▶ [TEXT PASSAGE]:
=== Section Start ===

If you owned a Game Boy, there’s a good chance the Game Boy Camera was your first digital camera. It was cheap, it was easy to use, and the 2-bit pixelated images it captured had an undeniable charm. For the first time in nearly 23 years there’s finally going to be an easy way to get those digital pics onto other devices — if you’re lucky enough to get your hands on the Analogue Pocket.
The $US90 ($126) Game Boy Camera debuted back in 1998, and it was roughly the cost of the Game Boy itself. The camera slotted into the back of the handheld console, turning it into a full-fledged digital camera. Compared to even the other digital cameras available at the time, the Game Boy Camera’s specs were crude at best. Inside the swivelling lens that stuck up over the top of the Game Boy was a 128 x 128-pixel CMOS sensor that actually cropped images even smaller, to 128 x 112 pixels in just four shades of grey. That works out to 0.001434 megapixels.
With the ability to add fun effects to photos — decades before that would be a common feature on smartphones — and even basic stop-motion photography tools, the Game Boy Camera was still extremely popular. Even today, lo-fi photography fans do things like photograph the moon with it, or use old film photography tricks to produce colour images.
Being a modern day Game Boy Camera photographer isn’t easy, though, with the most challenging workflow issue being actually getting digital copies of your shots off of the accessory, of which the camera can only store a handful. Nintendo’s solution was a link port connected thermal printer that turned Game Boy Camera photos into thumbnail-sized stickers, but getting those shots onto another device has long been a pain. Talented hardware hackers have come up with ways to connect the Game Boy Camera to modern printers, and even elaborate devices that wirelessly transfer those images to a smartphone, but there’s finally a much easier solution.
The Analogue Pocket, which officially started shipping this week, uses a custom chip inside to perfectly play any official Game Boy cartridge in existence, including the Game Boy Camera. The Pocket also features a microSD card slot that facilitates firmware updates as well as the ability to share game save files eventually, but the company has also revealed to Gizmodo that version 1.1 of the Pocket’s operating system, Analogue OS, will allow images from the Game Boy Camera to be easily retrieved through the memory card so they can be transferred to other devices.
It won’t be as effortless as wirelessly transferring images between smartphones — you’ll need to physically sneakernet that microSD card to another device — but it will be a solution that’s considerably more straightforward than what Game Boy Camera enthusiasts have had to rely on so far — custom link port adapters and special software to extract imagery. Currently, our Analogue Pocket review unit is running Analogue OS version 1.0, and while there’s no specific timeline for when version 1.1 will be available, it hopefully won’t be that far off as Pockets start arriving to those who preordered it a year ago.

=== Section End ===

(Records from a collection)
=== Section Start ===

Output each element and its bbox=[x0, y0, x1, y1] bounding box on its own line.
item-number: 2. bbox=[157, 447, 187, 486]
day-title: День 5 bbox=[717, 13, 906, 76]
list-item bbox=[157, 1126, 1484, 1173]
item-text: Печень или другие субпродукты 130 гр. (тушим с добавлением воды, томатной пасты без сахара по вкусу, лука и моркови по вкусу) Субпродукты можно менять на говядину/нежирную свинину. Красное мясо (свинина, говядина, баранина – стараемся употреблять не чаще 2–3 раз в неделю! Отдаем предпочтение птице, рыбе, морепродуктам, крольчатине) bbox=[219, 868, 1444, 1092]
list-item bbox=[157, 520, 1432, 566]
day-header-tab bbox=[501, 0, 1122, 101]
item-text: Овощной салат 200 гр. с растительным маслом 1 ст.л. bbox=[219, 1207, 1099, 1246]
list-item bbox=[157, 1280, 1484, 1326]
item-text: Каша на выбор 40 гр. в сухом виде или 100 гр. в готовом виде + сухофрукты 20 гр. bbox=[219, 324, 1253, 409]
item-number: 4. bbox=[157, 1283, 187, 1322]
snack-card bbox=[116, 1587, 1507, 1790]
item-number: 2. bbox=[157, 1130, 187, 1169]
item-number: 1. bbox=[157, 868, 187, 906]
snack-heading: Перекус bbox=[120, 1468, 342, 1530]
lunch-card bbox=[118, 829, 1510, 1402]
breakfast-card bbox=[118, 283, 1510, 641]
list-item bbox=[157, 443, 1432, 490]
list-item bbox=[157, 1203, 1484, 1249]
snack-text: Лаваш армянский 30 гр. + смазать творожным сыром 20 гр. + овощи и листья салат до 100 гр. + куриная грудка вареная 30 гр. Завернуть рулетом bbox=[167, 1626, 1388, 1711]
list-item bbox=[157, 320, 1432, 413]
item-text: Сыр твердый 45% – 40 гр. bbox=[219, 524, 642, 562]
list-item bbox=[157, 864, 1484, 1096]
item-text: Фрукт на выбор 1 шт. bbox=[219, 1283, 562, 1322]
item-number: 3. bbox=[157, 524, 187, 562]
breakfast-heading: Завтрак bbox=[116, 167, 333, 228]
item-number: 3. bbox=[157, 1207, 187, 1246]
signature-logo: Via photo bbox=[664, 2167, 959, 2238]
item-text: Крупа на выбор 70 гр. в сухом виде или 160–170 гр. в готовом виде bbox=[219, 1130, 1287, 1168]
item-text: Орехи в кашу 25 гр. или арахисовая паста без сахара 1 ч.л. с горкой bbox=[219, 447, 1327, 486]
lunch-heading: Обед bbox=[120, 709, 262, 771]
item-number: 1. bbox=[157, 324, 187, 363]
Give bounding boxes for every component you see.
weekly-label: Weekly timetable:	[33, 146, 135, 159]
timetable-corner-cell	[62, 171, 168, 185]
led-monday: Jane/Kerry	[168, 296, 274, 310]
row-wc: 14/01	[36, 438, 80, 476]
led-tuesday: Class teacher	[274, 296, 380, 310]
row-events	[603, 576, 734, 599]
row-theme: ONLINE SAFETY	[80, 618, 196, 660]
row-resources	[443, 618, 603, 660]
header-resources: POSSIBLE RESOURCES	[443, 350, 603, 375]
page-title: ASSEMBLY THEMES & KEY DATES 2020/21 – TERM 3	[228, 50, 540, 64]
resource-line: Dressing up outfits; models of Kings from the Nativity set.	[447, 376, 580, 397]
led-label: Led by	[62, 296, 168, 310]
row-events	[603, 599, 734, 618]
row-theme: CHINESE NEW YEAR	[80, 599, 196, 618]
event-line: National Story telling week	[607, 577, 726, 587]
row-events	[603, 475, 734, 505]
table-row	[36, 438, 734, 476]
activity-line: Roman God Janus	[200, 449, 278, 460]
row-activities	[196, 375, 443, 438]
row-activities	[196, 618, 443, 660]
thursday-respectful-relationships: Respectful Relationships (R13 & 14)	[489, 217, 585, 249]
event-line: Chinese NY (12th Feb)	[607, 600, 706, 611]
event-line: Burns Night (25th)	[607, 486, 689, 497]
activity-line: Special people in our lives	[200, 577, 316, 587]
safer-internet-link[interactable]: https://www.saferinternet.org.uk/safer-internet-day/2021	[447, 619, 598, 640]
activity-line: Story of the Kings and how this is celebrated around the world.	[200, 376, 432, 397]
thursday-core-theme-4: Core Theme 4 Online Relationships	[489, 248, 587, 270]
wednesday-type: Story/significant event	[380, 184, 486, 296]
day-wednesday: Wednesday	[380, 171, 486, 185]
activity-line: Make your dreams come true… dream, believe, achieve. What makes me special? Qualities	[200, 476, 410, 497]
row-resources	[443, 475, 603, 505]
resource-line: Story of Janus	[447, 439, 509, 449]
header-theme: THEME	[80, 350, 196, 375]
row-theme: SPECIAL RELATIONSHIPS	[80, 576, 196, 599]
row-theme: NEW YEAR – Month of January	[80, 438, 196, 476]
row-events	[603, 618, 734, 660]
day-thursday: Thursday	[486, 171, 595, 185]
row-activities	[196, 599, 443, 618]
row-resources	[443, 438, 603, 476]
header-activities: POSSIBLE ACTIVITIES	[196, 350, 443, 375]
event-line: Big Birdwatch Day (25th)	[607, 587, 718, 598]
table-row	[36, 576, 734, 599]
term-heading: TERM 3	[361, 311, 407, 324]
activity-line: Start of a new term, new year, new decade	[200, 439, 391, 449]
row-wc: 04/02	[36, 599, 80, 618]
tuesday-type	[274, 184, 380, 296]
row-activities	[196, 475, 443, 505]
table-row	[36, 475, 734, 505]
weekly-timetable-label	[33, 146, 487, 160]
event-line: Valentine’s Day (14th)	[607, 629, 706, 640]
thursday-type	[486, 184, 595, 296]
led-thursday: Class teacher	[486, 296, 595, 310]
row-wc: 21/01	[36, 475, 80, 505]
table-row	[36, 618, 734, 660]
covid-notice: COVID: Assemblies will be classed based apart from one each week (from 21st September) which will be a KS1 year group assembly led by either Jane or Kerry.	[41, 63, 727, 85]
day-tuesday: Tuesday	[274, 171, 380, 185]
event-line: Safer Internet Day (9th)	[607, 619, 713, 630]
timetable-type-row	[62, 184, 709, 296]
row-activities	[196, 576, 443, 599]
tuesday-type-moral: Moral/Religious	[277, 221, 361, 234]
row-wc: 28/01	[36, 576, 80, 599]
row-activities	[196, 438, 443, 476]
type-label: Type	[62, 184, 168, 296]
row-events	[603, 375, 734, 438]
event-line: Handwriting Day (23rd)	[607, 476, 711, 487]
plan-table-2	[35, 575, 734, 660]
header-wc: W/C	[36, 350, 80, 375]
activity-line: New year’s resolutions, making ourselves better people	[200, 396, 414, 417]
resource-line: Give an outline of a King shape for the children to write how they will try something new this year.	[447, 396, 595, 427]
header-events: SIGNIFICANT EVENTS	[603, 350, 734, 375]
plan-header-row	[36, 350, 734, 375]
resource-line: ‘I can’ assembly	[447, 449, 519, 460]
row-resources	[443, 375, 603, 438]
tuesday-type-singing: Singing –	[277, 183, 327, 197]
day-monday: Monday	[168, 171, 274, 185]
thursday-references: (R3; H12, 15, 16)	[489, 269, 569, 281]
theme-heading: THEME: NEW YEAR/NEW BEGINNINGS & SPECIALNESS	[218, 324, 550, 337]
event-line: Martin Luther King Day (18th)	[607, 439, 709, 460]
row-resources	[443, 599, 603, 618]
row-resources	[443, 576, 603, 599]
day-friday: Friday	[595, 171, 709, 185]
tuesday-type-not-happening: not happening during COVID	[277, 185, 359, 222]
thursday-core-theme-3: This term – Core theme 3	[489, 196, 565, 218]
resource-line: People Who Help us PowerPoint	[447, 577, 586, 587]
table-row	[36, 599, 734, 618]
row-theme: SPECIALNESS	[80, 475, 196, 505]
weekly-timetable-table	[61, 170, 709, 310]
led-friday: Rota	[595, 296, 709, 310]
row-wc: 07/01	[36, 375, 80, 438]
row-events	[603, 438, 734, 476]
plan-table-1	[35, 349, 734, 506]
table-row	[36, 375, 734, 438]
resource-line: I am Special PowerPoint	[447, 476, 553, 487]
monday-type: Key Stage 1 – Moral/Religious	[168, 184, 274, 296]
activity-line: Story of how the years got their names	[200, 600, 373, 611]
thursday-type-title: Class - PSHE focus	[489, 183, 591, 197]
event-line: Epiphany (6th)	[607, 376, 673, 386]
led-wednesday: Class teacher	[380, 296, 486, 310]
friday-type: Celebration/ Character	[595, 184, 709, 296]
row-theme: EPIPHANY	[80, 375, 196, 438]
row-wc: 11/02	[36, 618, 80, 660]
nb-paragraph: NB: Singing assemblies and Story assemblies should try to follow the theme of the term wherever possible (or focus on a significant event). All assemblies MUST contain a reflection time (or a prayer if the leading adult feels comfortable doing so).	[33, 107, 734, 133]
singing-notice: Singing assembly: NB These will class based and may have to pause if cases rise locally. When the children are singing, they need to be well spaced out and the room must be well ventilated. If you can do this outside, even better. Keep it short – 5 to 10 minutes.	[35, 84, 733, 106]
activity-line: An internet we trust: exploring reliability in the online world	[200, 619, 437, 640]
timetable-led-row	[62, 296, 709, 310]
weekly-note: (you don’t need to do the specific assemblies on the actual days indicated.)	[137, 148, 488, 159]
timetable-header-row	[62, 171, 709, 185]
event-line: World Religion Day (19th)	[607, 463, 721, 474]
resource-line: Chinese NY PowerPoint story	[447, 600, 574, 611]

=== Section End ===

▶ [PARTS OF THE EXERCISE]:
1. Do these statements agree with the Game Boy Camera article? For each, answer yes or no and quote the deciding words. (a) The Game Boy Camera cost about as much as the Game Boy itself. (b) The Game Boy Camera can store a large number of shots. (c) Version 1.1 of Analogue OS has a specific release timeline.
2. How would you render this sentence from the Game Boy Camera article in Spanish: "The camera slotted into the back of the handheld console, turning it into a full-fledged digital camera."
3. Can you reproduce the part of the Game Boy Camera article that opens with the words containing "With the ability" and closes with "produce colour images."?
This material stands apart from the Game Boy Camera article.

▶ [YOUR RESPONSES]:
1.
(a) Yes: "it was roughly the cost of the Game Boy itself"
(b) No: "of which the camera can only store a handful"
(c) No: "there’s no specific timeline for when version 1.1 will be available"

2. La cámara se insertaba en la parte trasera de la consola portátil, convirtiéndola en una cámara digital en toda regla.

3.
With the ability to add fun effects to photos — decades before that would be a common feature on smartphones — and even basic stop-motion photography tools, the Game Boy Camera was still extremely popular. Even today, lo-fi photography fans do things like photograph the moon with it, or use old film photography tricks to produce colour images.